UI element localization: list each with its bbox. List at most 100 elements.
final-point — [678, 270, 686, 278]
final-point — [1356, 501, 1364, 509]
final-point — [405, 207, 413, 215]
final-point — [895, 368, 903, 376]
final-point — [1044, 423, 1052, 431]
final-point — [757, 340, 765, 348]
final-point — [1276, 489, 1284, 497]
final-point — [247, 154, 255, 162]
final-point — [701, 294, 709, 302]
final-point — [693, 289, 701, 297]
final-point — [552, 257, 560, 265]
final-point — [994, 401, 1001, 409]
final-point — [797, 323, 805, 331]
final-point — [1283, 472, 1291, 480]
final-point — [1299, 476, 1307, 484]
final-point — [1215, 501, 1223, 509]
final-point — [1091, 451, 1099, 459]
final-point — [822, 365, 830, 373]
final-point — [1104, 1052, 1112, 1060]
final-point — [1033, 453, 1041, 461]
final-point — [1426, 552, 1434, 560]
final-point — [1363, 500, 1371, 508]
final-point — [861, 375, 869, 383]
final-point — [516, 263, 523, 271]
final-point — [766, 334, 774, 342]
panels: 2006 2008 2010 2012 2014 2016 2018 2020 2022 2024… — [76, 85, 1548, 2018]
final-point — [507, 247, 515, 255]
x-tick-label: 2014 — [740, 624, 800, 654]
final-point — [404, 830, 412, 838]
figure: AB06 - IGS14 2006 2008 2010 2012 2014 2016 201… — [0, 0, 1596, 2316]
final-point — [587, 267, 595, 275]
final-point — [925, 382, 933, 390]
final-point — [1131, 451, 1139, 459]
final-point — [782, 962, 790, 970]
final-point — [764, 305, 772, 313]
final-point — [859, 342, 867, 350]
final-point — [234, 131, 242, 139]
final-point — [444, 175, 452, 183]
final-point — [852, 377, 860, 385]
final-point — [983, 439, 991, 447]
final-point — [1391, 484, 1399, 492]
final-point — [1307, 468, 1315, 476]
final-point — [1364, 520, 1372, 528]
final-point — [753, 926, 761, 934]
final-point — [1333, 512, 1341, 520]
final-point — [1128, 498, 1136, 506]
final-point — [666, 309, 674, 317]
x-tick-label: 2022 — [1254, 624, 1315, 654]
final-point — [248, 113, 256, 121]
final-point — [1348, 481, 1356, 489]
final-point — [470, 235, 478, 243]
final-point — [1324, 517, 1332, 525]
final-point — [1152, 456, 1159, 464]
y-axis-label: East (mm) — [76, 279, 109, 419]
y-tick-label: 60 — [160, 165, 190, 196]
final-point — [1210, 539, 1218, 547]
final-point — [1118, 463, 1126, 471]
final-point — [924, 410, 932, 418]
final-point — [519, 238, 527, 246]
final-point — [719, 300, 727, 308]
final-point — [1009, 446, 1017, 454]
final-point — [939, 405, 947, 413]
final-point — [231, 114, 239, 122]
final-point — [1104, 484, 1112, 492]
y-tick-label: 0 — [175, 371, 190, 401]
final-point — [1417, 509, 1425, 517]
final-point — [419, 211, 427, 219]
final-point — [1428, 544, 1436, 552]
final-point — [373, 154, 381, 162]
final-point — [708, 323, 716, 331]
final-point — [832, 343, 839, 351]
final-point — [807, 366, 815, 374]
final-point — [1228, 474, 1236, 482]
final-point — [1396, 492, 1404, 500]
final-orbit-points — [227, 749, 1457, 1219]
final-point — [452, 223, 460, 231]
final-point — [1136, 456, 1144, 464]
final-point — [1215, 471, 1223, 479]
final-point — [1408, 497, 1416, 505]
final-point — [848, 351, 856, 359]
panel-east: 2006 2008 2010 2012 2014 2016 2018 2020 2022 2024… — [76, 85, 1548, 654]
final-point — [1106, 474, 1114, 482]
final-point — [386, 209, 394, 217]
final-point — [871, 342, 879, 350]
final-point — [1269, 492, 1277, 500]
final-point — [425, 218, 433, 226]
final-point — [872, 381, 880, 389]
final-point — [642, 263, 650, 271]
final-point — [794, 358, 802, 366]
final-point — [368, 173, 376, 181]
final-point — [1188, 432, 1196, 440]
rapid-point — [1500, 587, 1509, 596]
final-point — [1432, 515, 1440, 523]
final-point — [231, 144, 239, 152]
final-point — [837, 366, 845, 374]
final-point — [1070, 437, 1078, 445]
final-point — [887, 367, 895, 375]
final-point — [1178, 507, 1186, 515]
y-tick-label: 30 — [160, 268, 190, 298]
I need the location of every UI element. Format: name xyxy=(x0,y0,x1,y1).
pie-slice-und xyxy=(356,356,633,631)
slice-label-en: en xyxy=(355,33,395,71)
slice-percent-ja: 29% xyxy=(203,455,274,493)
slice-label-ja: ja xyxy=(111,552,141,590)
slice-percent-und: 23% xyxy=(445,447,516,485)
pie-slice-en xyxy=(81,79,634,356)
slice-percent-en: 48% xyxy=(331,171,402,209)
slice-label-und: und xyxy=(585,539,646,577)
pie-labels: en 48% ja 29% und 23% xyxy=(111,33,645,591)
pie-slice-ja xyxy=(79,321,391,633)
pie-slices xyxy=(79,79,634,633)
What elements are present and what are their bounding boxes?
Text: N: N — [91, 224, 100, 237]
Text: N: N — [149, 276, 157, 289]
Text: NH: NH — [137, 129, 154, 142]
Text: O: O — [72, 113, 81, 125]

__What is needed__
Copy out every line of the records above without any changes.

__Answer below__
UI element localization: list each with its bbox. List at most 100 elements.
final-point — [678, 270, 686, 278]
final-point — [1356, 501, 1364, 509]
final-point — [405, 207, 413, 215]
final-point — [895, 368, 903, 376]
final-point — [1044, 423, 1052, 431]
final-point — [757, 340, 765, 348]
final-point — [1276, 489, 1284, 497]
final-point — [247, 154, 255, 162]
final-point — [701, 294, 709, 302]
final-point — [693, 289, 701, 297]
final-point — [552, 257, 560, 265]
final-point — [994, 401, 1001, 409]
final-point — [797, 323, 805, 331]
final-point — [1283, 472, 1291, 480]
final-point — [1299, 476, 1307, 484]
final-point — [1215, 501, 1223, 509]
final-point — [1091, 451, 1099, 459]
final-point — [822, 365, 830, 373]
final-point — [1104, 1052, 1112, 1060]
final-point — [1033, 453, 1041, 461]
final-point — [1426, 552, 1434, 560]
final-point — [1363, 500, 1371, 508]
final-point — [861, 375, 869, 383]
final-point — [516, 263, 523, 271]
final-point — [766, 334, 774, 342]
panels: 2006 2008 2010 2012 2014 2016 2018 2020 2022 2024… — [76, 85, 1548, 2018]
final-point — [507, 247, 515, 255]
x-tick-label: 2014 — [740, 624, 800, 654]
final-point — [404, 830, 412, 838]
figure: AB06 - IGS14 2006 2008 2010 2012 2014 2016 201… — [0, 0, 1596, 2316]
final-point — [587, 267, 595, 275]
final-point — [925, 382, 933, 390]
final-point — [1131, 451, 1139, 459]
final-point — [782, 962, 790, 970]
final-point — [764, 305, 772, 313]
final-point — [859, 342, 867, 350]
final-point — [234, 131, 242, 139]
final-point — [444, 175, 452, 183]
final-point — [852, 377, 860, 385]
final-point — [983, 439, 991, 447]
final-point — [1391, 484, 1399, 492]
final-point — [1307, 468, 1315, 476]
final-point — [1364, 520, 1372, 528]
final-point — [753, 926, 761, 934]
final-point — [1333, 512, 1341, 520]
final-point — [1128, 498, 1136, 506]
final-point — [666, 309, 674, 317]
x-tick-label: 2022 — [1254, 624, 1315, 654]
final-point — [248, 113, 256, 121]
final-point — [1348, 481, 1356, 489]
final-point — [470, 235, 478, 243]
final-point — [1324, 517, 1332, 525]
final-point — [1152, 456, 1159, 464]
y-axis-label: East (mm) — [76, 279, 109, 419]
y-tick-label: 60 — [160, 165, 190, 196]
final-point — [1210, 539, 1218, 547]
final-point — [1118, 463, 1126, 471]
final-point — [924, 410, 932, 418]
final-point — [519, 238, 527, 246]
final-point — [719, 300, 727, 308]
final-point — [1009, 446, 1017, 454]
final-point — [939, 405, 947, 413]
final-point — [231, 114, 239, 122]
final-point — [1104, 484, 1112, 492]
y-tick-label: 0 — [175, 371, 190, 401]
final-point — [1417, 509, 1425, 517]
final-point — [419, 211, 427, 219]
final-point — [1428, 544, 1436, 552]
final-point — [373, 154, 381, 162]
final-point — [708, 323, 716, 331]
final-point — [832, 343, 839, 351]
final-point — [807, 366, 815, 374]
final-point — [1228, 474, 1236, 482]
final-point — [1396, 492, 1404, 500]
final-orbit-points — [227, 749, 1457, 1219]
final-point — [452, 223, 460, 231]
final-point — [1136, 456, 1144, 464]
final-point — [1215, 471, 1223, 479]
final-point — [1408, 497, 1416, 505]
final-point — [848, 351, 856, 359]
panel-east: 2006 2008 2010 2012 2014 2016 2018 2020 2022 2024… — [76, 85, 1548, 654]
final-point — [1106, 474, 1114, 482]
final-point — [386, 209, 394, 217]
final-point — [871, 342, 879, 350]
final-point — [1269, 492, 1277, 500]
final-point — [425, 218, 433, 226]
final-point — [872, 381, 880, 389]
final-point — [642, 263, 650, 271]
final-point — [794, 358, 802, 366]
final-point — [368, 173, 376, 181]
final-point — [1188, 432, 1196, 440]
rapid-point — [1500, 587, 1509, 596]
final-point — [1432, 515, 1440, 523]
final-point — [231, 144, 239, 152]
final-point — [837, 366, 845, 374]
final-point — [1070, 437, 1078, 445]
final-point — [887, 367, 895, 375]
final-point — [1178, 507, 1186, 515]
y-tick-label: 30 — [160, 268, 190, 298]
I need the location of every UI element. Format: name xyxy=(x0,y0,x1,y1).
pie-slice-und xyxy=(356,356,633,631)
slice-label-en: en xyxy=(355,33,395,71)
slice-percent-ja: 29% xyxy=(203,455,274,493)
slice-label-ja: ja xyxy=(111,552,141,590)
slice-percent-und: 23% xyxy=(445,447,516,485)
pie-slice-en xyxy=(81,79,634,356)
slice-percent-en: 48% xyxy=(331,171,402,209)
slice-label-und: und xyxy=(585,539,646,577)
pie-labels: en 48% ja 29% und 23% xyxy=(111,33,645,591)
pie-slice-ja xyxy=(79,321,391,633)
pie-slices xyxy=(79,79,634,633)
What elements are present and what are their bounding boxes?
Text: N: N — [91, 224, 100, 237]
Text: N: N — [149, 276, 157, 289]
Text: NH: NH — [137, 129, 154, 142]
Text: O: O — [72, 113, 81, 125]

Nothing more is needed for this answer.